_The task:_ Check each line of the records below for the word "xlabel" and copy those where it appears.

_Supplied information:_
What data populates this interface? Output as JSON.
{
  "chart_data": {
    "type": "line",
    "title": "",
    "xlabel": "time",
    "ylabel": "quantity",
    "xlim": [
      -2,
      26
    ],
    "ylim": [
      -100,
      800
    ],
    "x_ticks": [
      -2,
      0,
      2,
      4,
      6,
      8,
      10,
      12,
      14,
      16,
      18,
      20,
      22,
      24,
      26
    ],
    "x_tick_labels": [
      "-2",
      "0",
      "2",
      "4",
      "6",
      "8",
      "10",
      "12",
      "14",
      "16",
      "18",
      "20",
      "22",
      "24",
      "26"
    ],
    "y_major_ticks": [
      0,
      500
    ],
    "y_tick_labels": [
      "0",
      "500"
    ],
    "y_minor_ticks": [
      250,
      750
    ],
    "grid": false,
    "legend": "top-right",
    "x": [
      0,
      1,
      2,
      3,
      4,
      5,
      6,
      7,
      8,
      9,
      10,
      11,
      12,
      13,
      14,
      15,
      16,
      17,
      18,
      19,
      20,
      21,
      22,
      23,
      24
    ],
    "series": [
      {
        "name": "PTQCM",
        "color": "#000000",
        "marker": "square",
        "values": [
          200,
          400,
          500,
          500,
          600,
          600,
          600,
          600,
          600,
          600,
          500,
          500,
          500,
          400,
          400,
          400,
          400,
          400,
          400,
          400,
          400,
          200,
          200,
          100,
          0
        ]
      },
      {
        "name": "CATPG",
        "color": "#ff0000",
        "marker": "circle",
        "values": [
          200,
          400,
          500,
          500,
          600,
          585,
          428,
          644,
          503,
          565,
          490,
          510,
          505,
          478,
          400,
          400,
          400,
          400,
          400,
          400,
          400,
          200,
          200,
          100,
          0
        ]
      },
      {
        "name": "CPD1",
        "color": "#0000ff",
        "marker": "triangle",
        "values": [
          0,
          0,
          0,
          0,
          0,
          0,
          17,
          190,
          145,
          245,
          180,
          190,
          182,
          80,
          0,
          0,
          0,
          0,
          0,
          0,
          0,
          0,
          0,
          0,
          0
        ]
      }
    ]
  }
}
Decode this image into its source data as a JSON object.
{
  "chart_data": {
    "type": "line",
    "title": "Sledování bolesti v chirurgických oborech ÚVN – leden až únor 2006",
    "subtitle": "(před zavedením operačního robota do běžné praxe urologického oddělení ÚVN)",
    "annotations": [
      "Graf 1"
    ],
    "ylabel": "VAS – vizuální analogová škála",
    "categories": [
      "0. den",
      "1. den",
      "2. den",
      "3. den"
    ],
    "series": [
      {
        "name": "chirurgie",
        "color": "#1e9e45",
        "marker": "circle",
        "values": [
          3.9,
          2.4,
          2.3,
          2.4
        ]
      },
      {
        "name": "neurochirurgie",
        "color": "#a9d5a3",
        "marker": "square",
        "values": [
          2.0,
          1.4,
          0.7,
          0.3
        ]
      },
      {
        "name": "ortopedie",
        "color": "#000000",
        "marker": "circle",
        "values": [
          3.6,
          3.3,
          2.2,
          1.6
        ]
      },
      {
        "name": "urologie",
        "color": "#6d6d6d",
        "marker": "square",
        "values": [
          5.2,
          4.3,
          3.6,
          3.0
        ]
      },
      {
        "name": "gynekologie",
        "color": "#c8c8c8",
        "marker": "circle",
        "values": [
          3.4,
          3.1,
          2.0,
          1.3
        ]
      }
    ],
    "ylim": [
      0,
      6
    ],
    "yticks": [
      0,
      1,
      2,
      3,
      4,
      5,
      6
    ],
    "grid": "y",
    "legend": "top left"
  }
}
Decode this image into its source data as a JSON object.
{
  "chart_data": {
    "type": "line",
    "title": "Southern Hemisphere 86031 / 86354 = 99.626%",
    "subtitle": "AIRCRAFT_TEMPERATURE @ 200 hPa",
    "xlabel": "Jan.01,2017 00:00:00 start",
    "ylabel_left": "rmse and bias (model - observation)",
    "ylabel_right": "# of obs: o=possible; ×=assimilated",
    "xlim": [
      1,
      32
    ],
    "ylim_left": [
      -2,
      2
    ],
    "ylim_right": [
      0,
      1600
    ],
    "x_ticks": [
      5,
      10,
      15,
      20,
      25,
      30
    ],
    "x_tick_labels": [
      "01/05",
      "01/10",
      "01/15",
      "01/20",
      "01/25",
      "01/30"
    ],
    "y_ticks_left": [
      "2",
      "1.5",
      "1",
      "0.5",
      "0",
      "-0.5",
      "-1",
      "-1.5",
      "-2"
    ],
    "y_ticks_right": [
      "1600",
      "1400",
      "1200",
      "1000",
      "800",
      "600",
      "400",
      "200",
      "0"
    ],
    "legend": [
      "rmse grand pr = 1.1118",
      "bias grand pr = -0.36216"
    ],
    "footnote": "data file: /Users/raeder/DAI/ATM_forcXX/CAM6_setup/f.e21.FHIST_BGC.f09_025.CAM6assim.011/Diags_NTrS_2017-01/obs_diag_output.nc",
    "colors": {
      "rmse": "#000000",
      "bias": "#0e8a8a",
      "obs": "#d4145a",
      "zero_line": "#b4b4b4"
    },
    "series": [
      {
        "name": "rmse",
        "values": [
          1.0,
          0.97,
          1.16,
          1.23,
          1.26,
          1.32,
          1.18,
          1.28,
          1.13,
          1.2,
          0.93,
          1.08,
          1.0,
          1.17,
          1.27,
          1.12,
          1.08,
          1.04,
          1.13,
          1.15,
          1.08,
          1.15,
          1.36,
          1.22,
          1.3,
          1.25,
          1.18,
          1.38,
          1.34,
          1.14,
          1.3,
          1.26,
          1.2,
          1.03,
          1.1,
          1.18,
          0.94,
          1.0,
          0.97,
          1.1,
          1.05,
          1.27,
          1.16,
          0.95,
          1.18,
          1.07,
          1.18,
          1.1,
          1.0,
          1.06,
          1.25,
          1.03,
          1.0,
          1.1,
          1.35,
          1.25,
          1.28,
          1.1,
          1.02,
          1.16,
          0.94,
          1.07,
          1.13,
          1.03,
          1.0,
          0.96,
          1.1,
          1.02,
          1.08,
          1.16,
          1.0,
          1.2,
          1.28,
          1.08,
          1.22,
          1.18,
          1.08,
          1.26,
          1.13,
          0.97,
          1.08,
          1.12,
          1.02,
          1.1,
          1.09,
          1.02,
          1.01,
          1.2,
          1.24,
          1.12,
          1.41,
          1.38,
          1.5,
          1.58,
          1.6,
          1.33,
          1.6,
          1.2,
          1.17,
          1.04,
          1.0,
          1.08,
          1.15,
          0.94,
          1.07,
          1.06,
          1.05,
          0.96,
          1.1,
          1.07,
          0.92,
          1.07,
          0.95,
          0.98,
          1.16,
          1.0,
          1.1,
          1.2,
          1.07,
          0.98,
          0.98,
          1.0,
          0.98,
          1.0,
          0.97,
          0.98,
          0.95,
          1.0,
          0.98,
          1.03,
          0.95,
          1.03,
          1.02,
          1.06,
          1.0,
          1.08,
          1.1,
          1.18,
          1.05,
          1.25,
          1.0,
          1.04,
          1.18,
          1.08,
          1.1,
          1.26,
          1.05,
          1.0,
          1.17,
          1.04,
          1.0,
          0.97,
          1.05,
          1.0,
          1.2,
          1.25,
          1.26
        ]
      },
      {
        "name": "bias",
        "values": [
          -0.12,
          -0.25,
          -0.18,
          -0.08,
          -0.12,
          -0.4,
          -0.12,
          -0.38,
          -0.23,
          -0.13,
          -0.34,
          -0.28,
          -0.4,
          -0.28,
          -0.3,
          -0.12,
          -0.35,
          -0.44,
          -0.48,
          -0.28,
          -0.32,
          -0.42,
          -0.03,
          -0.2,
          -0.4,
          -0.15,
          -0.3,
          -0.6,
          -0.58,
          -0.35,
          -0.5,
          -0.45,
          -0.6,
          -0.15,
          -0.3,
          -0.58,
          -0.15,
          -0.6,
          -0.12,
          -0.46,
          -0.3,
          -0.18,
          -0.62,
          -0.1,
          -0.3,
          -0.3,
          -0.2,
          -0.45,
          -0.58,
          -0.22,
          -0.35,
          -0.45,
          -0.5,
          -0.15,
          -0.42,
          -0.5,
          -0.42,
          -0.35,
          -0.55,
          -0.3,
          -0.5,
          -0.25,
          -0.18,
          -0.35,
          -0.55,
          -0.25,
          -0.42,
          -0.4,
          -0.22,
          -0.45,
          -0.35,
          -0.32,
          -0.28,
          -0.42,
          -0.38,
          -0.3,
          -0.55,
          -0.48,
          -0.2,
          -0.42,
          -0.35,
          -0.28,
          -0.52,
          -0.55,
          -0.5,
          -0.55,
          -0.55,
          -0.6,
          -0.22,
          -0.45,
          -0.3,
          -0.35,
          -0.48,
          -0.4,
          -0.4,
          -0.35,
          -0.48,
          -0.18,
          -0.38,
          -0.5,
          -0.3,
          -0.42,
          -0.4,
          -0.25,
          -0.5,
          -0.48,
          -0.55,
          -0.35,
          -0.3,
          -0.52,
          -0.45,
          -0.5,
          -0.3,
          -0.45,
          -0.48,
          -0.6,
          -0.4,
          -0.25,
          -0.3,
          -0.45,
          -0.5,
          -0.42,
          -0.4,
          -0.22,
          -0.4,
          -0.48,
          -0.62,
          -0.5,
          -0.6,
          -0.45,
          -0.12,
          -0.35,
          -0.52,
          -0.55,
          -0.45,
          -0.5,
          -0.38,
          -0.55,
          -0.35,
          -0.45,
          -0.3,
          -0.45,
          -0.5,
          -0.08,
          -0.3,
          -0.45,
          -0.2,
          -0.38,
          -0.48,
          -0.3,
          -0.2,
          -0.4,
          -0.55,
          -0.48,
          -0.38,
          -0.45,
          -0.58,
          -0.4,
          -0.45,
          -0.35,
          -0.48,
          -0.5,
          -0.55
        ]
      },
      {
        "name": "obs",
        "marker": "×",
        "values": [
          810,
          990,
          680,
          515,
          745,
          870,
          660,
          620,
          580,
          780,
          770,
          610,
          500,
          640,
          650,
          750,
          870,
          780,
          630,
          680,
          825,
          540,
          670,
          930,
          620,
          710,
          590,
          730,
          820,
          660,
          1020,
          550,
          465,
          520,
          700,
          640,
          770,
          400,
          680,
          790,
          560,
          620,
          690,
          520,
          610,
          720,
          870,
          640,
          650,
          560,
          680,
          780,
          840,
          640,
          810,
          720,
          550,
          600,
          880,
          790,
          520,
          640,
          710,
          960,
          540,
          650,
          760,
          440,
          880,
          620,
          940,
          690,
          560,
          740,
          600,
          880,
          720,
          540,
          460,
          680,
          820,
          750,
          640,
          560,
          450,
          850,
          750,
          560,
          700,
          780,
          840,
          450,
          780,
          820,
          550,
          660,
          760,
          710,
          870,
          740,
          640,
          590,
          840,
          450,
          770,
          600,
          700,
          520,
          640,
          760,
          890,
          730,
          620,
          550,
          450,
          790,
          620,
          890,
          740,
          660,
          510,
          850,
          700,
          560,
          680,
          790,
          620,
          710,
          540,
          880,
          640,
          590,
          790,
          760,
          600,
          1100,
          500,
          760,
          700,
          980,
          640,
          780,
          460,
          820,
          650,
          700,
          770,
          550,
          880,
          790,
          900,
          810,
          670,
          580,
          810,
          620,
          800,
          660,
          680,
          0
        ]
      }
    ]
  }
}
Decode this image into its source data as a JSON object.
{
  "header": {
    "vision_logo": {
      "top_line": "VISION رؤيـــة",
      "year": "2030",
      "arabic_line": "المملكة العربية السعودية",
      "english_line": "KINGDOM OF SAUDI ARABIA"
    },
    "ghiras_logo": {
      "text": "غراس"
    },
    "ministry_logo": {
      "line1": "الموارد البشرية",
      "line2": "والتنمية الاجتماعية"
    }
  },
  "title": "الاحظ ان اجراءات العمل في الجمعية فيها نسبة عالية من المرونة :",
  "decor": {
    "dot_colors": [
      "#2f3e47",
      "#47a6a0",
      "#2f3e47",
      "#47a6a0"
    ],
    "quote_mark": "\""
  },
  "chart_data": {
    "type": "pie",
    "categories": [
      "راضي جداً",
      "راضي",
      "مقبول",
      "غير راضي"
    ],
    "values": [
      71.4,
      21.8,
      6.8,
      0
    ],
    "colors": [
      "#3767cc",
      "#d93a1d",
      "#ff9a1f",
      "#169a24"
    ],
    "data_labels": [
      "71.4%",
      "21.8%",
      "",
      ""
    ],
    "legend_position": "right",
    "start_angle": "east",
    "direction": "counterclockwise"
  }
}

_Output of the task:_
    "xlabel": "time",
    "xlabel": "Jan.01,2017 00:00:00 start",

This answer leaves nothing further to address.